To be done: Copy everything in the data below exactly except the pictures.
— start —
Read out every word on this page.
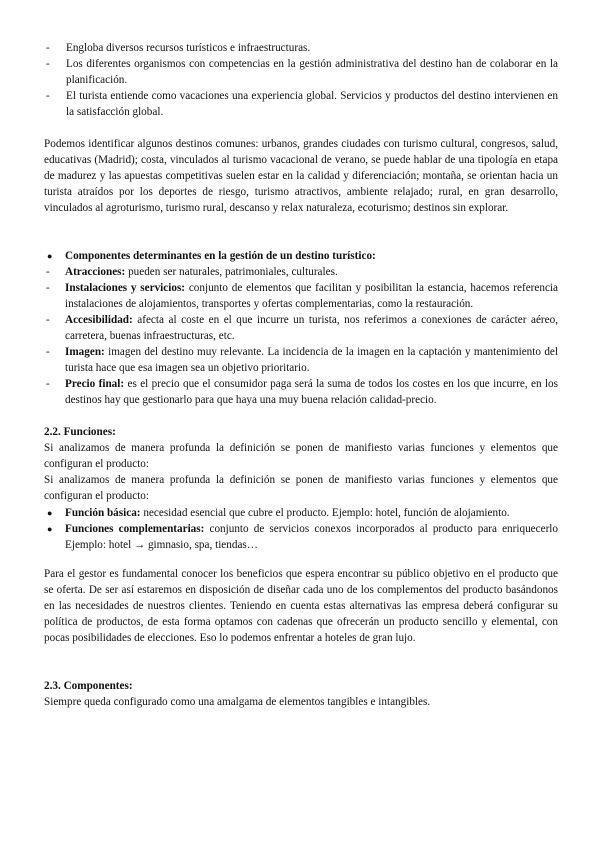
- Engloba diversos recursos turísticos e infraestructuras.
- Los diferentes organismos con competencias en la gestión administrativa del destino han de colaborar en la planificación.
- El turista entiende como vacaciones una experiencia global. Servicios y productos del destino intervienen en la satisfacción global.

Podemos identificar algunos destinos comunes: urbanos, grandes ciudades con turismo cultural, congresos, salud, educativas (Madrid); costa, vinculados al turismo vacacional de verano, se puede hablar de una tipología en etapa de madurez y las apuestas competitivas suelen estar en la calidad y diferenciación; montaña, se orientan hacia un turista atraídos por los deportes de riesgo, turismo atractivos, ambiente relajado; rural, en gran desarrollo, vinculados al agroturismo, turismo rural, descanso y relax naturaleza, ecoturismo; destinos sin explorar.

● Componentes determinantes en la gestión de un destino turístico:
- Atracciones: pueden ser naturales, patrimoniales, culturales.
- Instalaciones y servicios: conjunto de elementos que facilitan y posibilitan la estancia, hacemos referencia instalaciones de alojamientos, transportes y ofertas complementarias, como la restauración.
- Accesibilidad: afecta al coste en el que incurre un turista, nos referimos a conexiones de carácter aéreo, carretera, buenas infraestructuras, etc.
- Imagen: imagen del destino muy relevante. La incidencia de la imagen en la captación y mantenimiento del turista hace que esa imagen sea un objetivo prioritario.
- Precio final: es el precio que el consumidor paga será la suma de todos los costes en los que incurre, en los destinos hay que gestionarlo para que haya una muy buena relación calidad-precio.
2.2. Funciones:

Si analizamos de manera profunda la definición se ponen de manifiesto varias funciones y elementos que configuran el producto:

Si analizamos de manera profunda la definición se ponen de manifiesto varias funciones y elementos que configuran el producto:

● Función básica: necesidad esencial que cubre el producto. Ejemplo: hotel, función de alojamiento.
● Funciones complementarias: conjunto de servicios conexos incorporados al producto para enriquecerlo Ejemplo: hotel → gimnasio, spa, tiendas…

Para el gestor es fundamental conocer los beneficios que espera encontrar su público objetivo en el producto que se oferta. De ser así estaremos en disposición de diseñar cada uno de los complementos del producto basándonos en las necesidades de nuestros clientes. Teniendo en cuenta estas alternativas las empresa deberá configurar su política de productos, de esta forma optamos con cadenas que ofrecerán un producto sencillo y elemental, con pocas posibilidades de elecciones. Eso lo podemos enfrentar a hoteles de gran lujo.

2.3. Componentes:

Siempre queda configurado como una amalgama de elementos tangibles e intangibles.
— end —
Result:
Read out every word on this page.
- Engloba diversos recursos turísticos e infraestructuras.
- Los diferentes organismos con competencias en la gestión administrativa del destino han de colaborar en la planificación.
- El turista entiende como vacaciones una experiencia global. Servicios y productos del destino intervienen en la satisfacción global.

Podemos identificar algunos destinos comunes: urbanos, grandes ciudades con turismo cultural, congresos, salud, educativas (Madrid); costa, vinculados al turismo vacacional de verano, se puede hablar de una tipología en etapa de madurez y las apuestas competitivas suelen estar en la calidad y diferenciación; montaña, se orientan hacia un turista atraídos por los deportes de riesgo, turismo atractivos, ambiente relajado; rural, en gran desarrollo, vinculados al agroturismo, turismo rural, descanso y relax naturaleza, ecoturismo; destinos sin explorar.

● Componentes determinantes en la gestión de un destino turístico:
- Atracciones: pueden ser naturales, patrimoniales, culturales.
- Instalaciones y servicios: conjunto de elementos que facilitan y posibilitan la estancia, hacemos referencia instalaciones de alojamientos, transportes y ofertas complementarias, como la restauración.
- Accesibilidad: afecta al coste en el que incurre un turista, nos referimos a conexiones de carácter aéreo, carretera, buenas infraestructuras, etc.
- Imagen: imagen del destino muy relevante. La incidencia de la imagen en la captación y mantenimiento del turista hace que esa imagen sea un objetivo prioritario.
- Precio final: es el precio que el consumidor paga será la suma de todos los costes en los que incurre, en los destinos hay que gestionarlo para que haya una muy buena relación calidad-precio.
2.2. Funciones:

Si analizamos de manera profunda la definición se ponen de manifiesto varias funciones y elementos que configuran el producto:

Si analizamos de manera profunda la definición se ponen de manifiesto varias funciones y elementos que configuran el producto:

● Función básica: necesidad esencial que cubre el producto. Ejemplo: hotel, función de alojamiento.
● Funciones complementarias: conjunto de servicios conexos incorporados al producto para enriquecerlo Ejemplo: hotel → gimnasio, spa, tiendas…

Para el gestor es fundamental conocer los beneficios que espera encontrar su público objetivo en el producto que se oferta. De ser así estaremos en disposición de diseñar cada uno de los complementos del producto basándonos en las necesidades de nuestros clientes. Teniendo en cuenta estas alternativas las empresa deberá configurar su política de productos, de esta forma optamos con cadenas que ofrecerán un producto sencillo y elemental, con pocas posibilidades de elecciones. Eso lo podemos enfrentar a hoteles de gran lujo.

2.3. Componentes:

Siempre queda configurado como una amalgama de elementos tangibles e intangibles.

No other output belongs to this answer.